* **Article**:

▬▬▬▬▬▬

British Airways Helicopters was a British helicopter airline from 1964 to 1986.

History

Starting in 1947, British European Airways (BEA) had operated a Helicopter Experiment Unit. It initially operated a fleet of five helicopters sourced from the United States - three Sikorsky S-51s and two Bell 47s.

The unit operated timetabled mail services in East Anglia during 1948 using their Westland-Sikorsky S51s. A scheduled passenger service was operated during 1950 between Cardiff (Pengam Moors), Wrexham and Liverpool (Speke), also utilising the S-51s. In June 1951, BEA introduced helicopter services between Northolt Aerodrome, Hay Mills Rotor Station in Birmingham, and London Heathrow, operated by a pair of S51s. These services were followed in 1954 by a passenger service between Southampton Eastleigh Airport, Heathrow and Northolt, using leased Bristol 171 helicopters. The 1955 passenger service was flown between Birmingham, Heathrow and Gatwick Airport, again with the Bristol 171s.

▬▬▬▬▬▬

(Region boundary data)
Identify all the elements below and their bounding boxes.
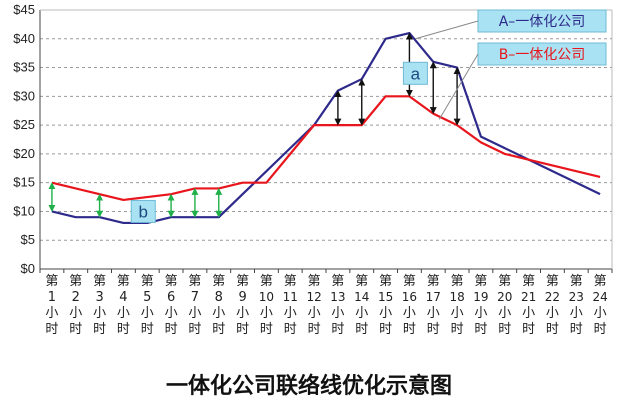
x-tick-label: 第 11 小时	[283, 274, 298, 337]
series-line-a	[51, 31, 601, 225]
legend-item-b: B–一体化公司	[438, 42, 607, 120]
x-tick-label: 第 6 小时	[165, 274, 178, 337]
y-tick-label: $5	[21, 232, 35, 247]
legend-leader-line	[438, 53, 479, 120]
x-tick-labels: 第 1 小时第 2 小时第 3 小时第 4 小时第 5 小时第 6 小时第 7 小时第 8 小时第 9 小时第 10 小…	[45, 274, 607, 337]
x-tick-label: 第 8 小时	[212, 274, 225, 337]
x-tick-label: 第 23 小时	[569, 274, 584, 337]
y-tick-label: $20	[13, 146, 35, 161]
x-tick-label: 第 14 小时	[354, 274, 369, 337]
x-tick-label: 第 3 小时	[93, 274, 106, 337]
gap-arrows	[48, 32, 461, 218]
axes	[39, 9, 613, 273]
y-tick-label: $10	[13, 203, 35, 218]
annotation-b: b	[130, 199, 156, 223]
x-tick-label: 第 4 小时	[117, 274, 130, 337]
series-lines	[51, 31, 601, 225]
x-tick-label: 第 1 小时	[45, 274, 58, 337]
legend-item-a: A–一体化公司	[415, 9, 607, 40]
y-tick-label: $25	[13, 117, 35, 132]
x-tick-label: 第 12 小时	[306, 274, 321, 337]
legend-leader-line	[415, 20, 479, 40]
legend: A–一体化公司 B–一体化公司	[415, 9, 607, 120]
x-tick-label: 第 13 小时	[330, 274, 345, 337]
x-tick-label: 第 15 小时	[378, 274, 393, 337]
x-tick-label: 第 9 小时	[236, 274, 249, 337]
y-tick-label: $0	[21, 261, 35, 276]
annotation-label: b	[139, 202, 148, 221]
y-tick-label: $45	[13, 2, 35, 17]
y-tick-label: $30	[13, 88, 35, 103]
x-tick-label: 第 19 小时	[473, 274, 488, 337]
annotation-label: a	[411, 64, 421, 83]
line-chart: $0 $5 $10 $15 $20 $25 $30 $35 $40 $45 第 1 小时第 2 小时第 3 小…	[13, 2, 613, 337]
y-tick-label: $15	[13, 175, 35, 190]
y-tick-label: $35	[13, 60, 35, 75]
annotation-box	[130, 199, 156, 223]
y-tick-label: $40	[13, 31, 35, 46]
x-tick-label: 第 7 小时	[188, 274, 201, 337]
x-tick-label: 第 24 小时	[592, 274, 607, 337]
x-tick-label: 第 21 小时	[521, 274, 536, 337]
x-tick-label: 第 18 小时	[449, 274, 464, 337]
chart-title: 一体化公司联络线优化示意图	[165, 374, 452, 399]
x-tick-label: 第 22 小时	[545, 274, 560, 337]
y-tick-labels: $0 $5 $10 $15 $20 $25 $30 $35 $40 $45	[13, 2, 35, 276]
annotation-a: a	[402, 61, 428, 85]
x-tick-label: 第 20 小时	[497, 274, 512, 337]
series-line-b	[51, 95, 601, 202]
annotation-box	[402, 61, 428, 85]
x-tick-label: 第 16 小时	[402, 274, 417, 337]
x-tick-label: 第 5 小时	[141, 274, 154, 337]
legend-label: B–一体化公司	[499, 47, 586, 63]
legend-label: A–一体化公司	[499, 14, 586, 30]
annotations: ab	[130, 61, 428, 223]
x-tick-label: 第 10 小时	[259, 274, 274, 337]
x-tick-label: 第 2 小时	[69, 274, 82, 337]
x-tick-label: 第 17 小时	[426, 274, 441, 337]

▬▬▬▬▬▬

* **Directives**:
1/ Translate this sentence from the British Airways Helicopters article into French: "In June 1951, BEA introduced helicopter services between Northolt Aerodrome, Hay Mills Rotor Station in Birmingham, and London Heathrow, operated by a pair of S51s."
2/ Using the British Airways Helicopters article, answer these:
(a) In what year did BEA start operating its Helicopter Experiment Unit?
(b) Which Cardiff airfield did the 1950 scheduled passenger service use?
(c) What helicopters were leased for the 1954 Southampton service?
3/ Carry on the British Airways Helicopters article from the point where it stops.

* **The responses**:
1/ En juin 1951, BEA a lancé des services d'hélicoptère entre l'aérodrome de Northolt, la Hay Mills Rotor Station à Birmingham et Londres Heathrow, assurés par deux S51.

2/
(a) 1947
(b) Pengam Moors
(c) Bristol 171 helicopters

3/
A separate company was formed in 1964 as BEA Helicopters Limited and operated the first service between Penzance and the Scilly Islands on 1 May 1964 with a Sikorsky S-61. The airline later expanded into offshore oil support flights from July 1965. Operations from Aberdeen started in July 1967 and in 1971 from Sumburgh. With the change of name of the parent on 31 March 1974 the airline was renamed British Airways Helicopters. In 1981, the airline bought six Boeing Vertol BV-234 Chinooks for use on the offshore oil support flights.

The company was involved in setting up the Airlink high-frequency helicopter shuttle service between Gatwick and Heathrow airports in 1978.  It was responsible for engineering and maintenance of the BAA-owned helicopter and for providing the flight crew. Cabin crew were from British Caledonian as was passenger handling at Gatwick. Heathrow handling was by British Airways.

In 1986, the airline was sold by British Airways to Robert Maxwell's Maxwell Aviation and renamed British International Helicopters. The successor company still operated the Penzance to Isles of Scilly route forty years after it was first scheduled, until it was cancelled in 2012.

Aircraft operated
 1964–86 Sikorsky S-61
 1968–84 Agusta-Bell 206 JetRanger
 1974–81 Sikorsky S-58T
 1978–83 Bell 212
 1980–86 Boeing Vertol BV-234
 1979–86 Sikorsky S-76
 1982–86 Westland 30
 1983–86 Aerospatiale AS.332L Super Puma

Helicopter Experimental Unit
 Bell 47 
 Bristol 171
 Sikorsky S-51
 Sikorsky S-61
 Westland Sikorsky WS-55

Accidents and incidents

On 11 March 1983 a Sikorsky S-61N (G-ASNL) crashed in the North Sea,  north east of Aberdeen. All crew and passengers were rescued but the helicopter sank and had to be recovered from the sea bed.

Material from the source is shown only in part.